Report how many lines of the listing below include the word "Author". Give nothing but the number.

*Information provided*.
BEGIN
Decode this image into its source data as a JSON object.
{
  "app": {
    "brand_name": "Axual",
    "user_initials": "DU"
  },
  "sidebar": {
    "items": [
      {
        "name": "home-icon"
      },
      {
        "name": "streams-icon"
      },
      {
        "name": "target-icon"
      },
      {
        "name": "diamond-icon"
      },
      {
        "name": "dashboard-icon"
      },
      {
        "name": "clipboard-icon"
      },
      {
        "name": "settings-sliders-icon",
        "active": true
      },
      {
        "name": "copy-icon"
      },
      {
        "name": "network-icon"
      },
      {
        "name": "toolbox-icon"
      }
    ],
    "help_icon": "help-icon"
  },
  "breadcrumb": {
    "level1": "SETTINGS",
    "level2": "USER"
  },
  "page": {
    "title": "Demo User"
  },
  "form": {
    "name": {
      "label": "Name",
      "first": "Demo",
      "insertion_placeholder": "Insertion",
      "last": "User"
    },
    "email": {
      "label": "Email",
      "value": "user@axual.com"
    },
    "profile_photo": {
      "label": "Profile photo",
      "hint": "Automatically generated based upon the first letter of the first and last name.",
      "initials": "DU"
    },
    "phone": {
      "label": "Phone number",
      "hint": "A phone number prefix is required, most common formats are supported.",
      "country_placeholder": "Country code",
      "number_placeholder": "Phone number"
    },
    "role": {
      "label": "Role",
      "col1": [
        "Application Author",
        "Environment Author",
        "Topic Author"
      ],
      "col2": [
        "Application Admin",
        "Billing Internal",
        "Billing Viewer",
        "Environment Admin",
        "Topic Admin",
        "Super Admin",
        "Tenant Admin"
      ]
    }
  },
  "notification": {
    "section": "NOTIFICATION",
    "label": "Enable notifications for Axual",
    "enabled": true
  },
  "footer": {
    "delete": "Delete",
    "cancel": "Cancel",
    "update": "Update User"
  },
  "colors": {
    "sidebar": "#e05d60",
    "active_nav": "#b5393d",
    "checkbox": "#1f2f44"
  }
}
END
*Answer to this task*. 3